__SELECTED PASSAGE__
I'm leaving this to you and Andrew to decide.  Y'all know this code 
better than anyone.

And yes, I keep expecting you to disappear without notice :-)

Jeff
diff mbox series

Patch

diff --git a/gcc/gimple-range-path.cc b/gcc/gimple-range-path.cc
index b9c71226c1c..32226df05b5 100644
--- a/gcc/gimple-range-path.cc
+++ b/gcc/gimple-range-path.cc
@@ -48,6 +48,7 @@  path_range_query::path_range_query (bool resolve, gimple_ranger *ranger)
     m_ranger = ranger;
 
   m_oracle = new path_oracle (m_ranger->oracle ());
+  bitmap_obstack_initialize (&m_bitmaps);
 }
 
 path_range_query::~path_range_query ()
@@ -57,6 +58,7 @@  path_range_query::~path_range_query ()
     delete m_ranger;
   BITMAP_FREE (m_has_cache_entry);
   delete m_cache;
+  bitmap_obstack_release (&m_bitmaps);
 }
 
 // Return TRUE if NAME is in the import bitmap.
@@ -401,6 +403,62 @@  path_range_query::compute_ranges_in_phis (basic_block bb)

__THE REQUEST__
Extend the gimple-range-path.cc patch excerpt, beginning immediately after its final line.

__Saved data entries__
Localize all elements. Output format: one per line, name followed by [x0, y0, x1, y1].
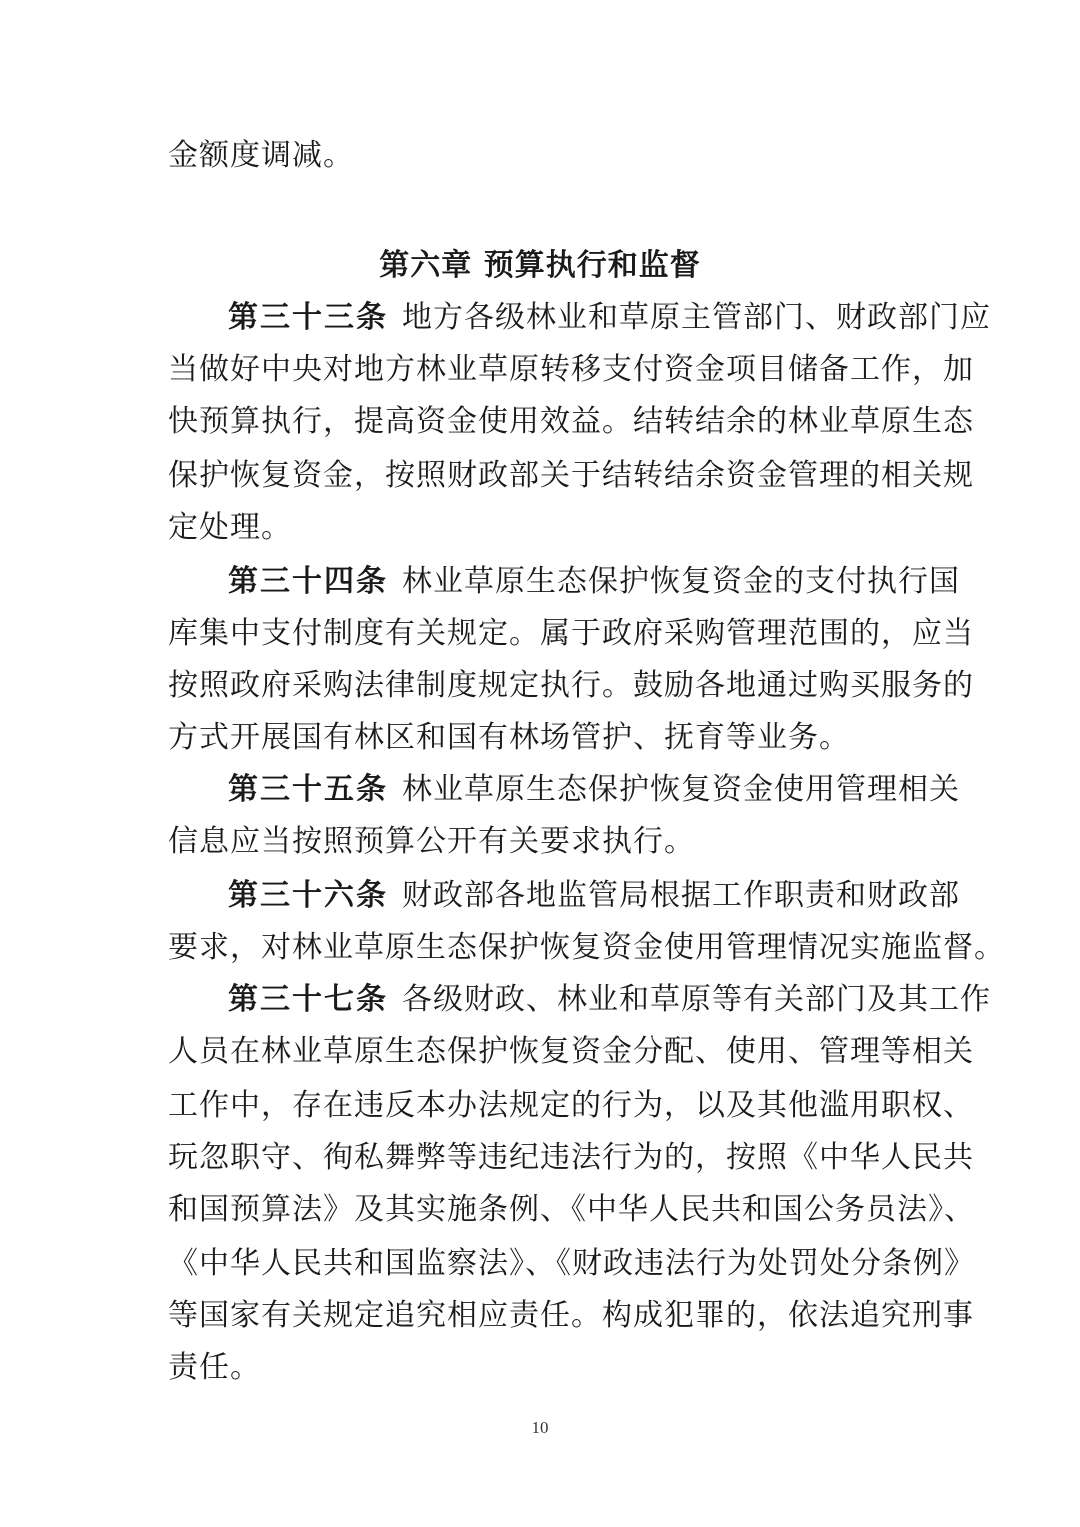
article-36-label: 第三十六条	[228, 878, 388, 913]
article-37-line-1	[228, 980, 991, 1020]
article-36-line-1	[228, 876, 960, 916]
article-33-line-1	[228, 298, 991, 338]
chapter-title: 第六章 预算执行和监督	[379, 248, 701, 283]
page-number: 10	[531, 1418, 549, 1437]
article-37-line-7: 等国家有关规定追究相应责任。构成犯罪的，依法追究刑事	[168, 1298, 974, 1333]
article-35-line-2: 信息应当按照预算公开有关要求执行。	[168, 824, 695, 859]
article-37-line-8: 责任。	[168, 1350, 261, 1385]
article-text: 林业草原生态保护恢复资金使用管理相关	[402, 772, 960, 807]
article-37-line-5: 和国预算法》及其实施条例、《中华人民共和国公务员法》、	[168, 1192, 975, 1227]
article-37-label: 第三十七条	[228, 982, 388, 1017]
article-35-line-1	[228, 770, 960, 810]
article-37-line-6: 《中华人民共和国监察法》、《财政违法行为处罚处分条例》	[168, 1246, 975, 1281]
article-37-line-4: 玩忽职守、徇私舞弊等违纪违法行为的，按照《中华人民共	[168, 1140, 974, 1175]
article-33-line-5: 定处理。	[168, 510, 292, 545]
article-34-line-3: 按照政府采购法律制度规定执行。鼓励各地通过购买服务的	[168, 668, 974, 703]
article-33-line-3: 快预算执行，提高资金使用效益。结转结余的林业草原生态	[168, 404, 974, 439]
article-37-line-2: 人员在林业草原生态保护恢复资金分配、使用、管理等相关	[168, 1034, 974, 1069]
article-text: 地方各级林业和草原主管部门、财政部门应	[402, 300, 991, 335]
article-33-line-4: 保护恢复资金，按照财政部关于结转结余资金管理的相关规	[168, 458, 974, 493]
article-34-line-2: 库集中支付制度有关规定。属于政府采购管理范围的，应当	[168, 616, 974, 651]
article-33-line-2: 当做好中央对地方林业草原转移支付资金项目储备工作，加	[168, 352, 974, 387]
article-33-label: 第三十三条	[228, 300, 388, 335]
article-text: 各级财政、林业和草原等有关部门及其工作	[402, 982, 991, 1017]
article-text: 财政部各地监管局根据工作职责和财政部	[402, 878, 960, 913]
article-34-line-4: 方式开展国有林区和国有林场管护、抚育等业务。	[168, 720, 850, 755]
article-36-line-2: 要求，对林业草原生态保护恢复资金使用管理情况实施监督。	[168, 930, 1005, 965]
article-35-label: 第三十五条	[228, 772, 388, 807]
continuation-text: 金额度调减。	[168, 138, 354, 173]
article-34-label: 第三十四条	[228, 564, 388, 599]
article-text: 林业草原生态保护恢复资金的支付执行国	[402, 564, 960, 599]
article-37-line-3: 工作中，存在违反本办法规定的行为，以及其他滥用职权、	[168, 1088, 974, 1123]
article-34-line-1	[228, 562, 960, 602]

__REPLY TO THE TASK__
     }
 }
 
+// Return the set of SSA names that would be useful to have resolved
+// on entry to this block.  These are the names that will ultimately
+// help resolve the final conditional on the path.
+
+void
+path_range_query::needs_on_entry_for_block (bitmap on_entry, unsigned bbn)
+{
+  gori_compute &g = m_ranger->gori ();
+  basic_block next = m_path[bbn];
+  bitmap_copy (on_entry, g.imports (next));
+
+  // Any incoming PHI args are needed on entry, but are not in the
+  // g.imports() above, so add them manually.
+  for (auto iter = gsi_start_phis (next); !gsi_end_p (iter); gsi_next (&iter))
+    {
+      gphi *phi = iter.phi ();
+      tree result = gimple_phi_result (phi);
+
+      if (bitmap_bit_p (m_imports, SSA_NAME_VERSION (result)))
+	for (size_t i = 0; i < gimple_phi_num_args (phi); ++i)
+	  {
+	    tree arg = gimple_phi_arg (phi, i)->def;
+
+	    if (TREE_CODE (arg) == SSA_NAME
+		&& m_path.contains (gimple_phi_arg_edge (phi, i)->src))
+	      bitmap_set_bit (on_entry, SSA_NAME_VERSION (arg));
+	  }
+    }
+  bitmap_and_into (on_entry, m_imports);
+}
+
+// Compute the set of needed on-entry names for all path blocks.
+
+void
+path_range_query::compute_needs_on_entry_set ()
+{
+  unsigned len = m_path.length ();
+
+  if (len > m_needs_on_entry.length ())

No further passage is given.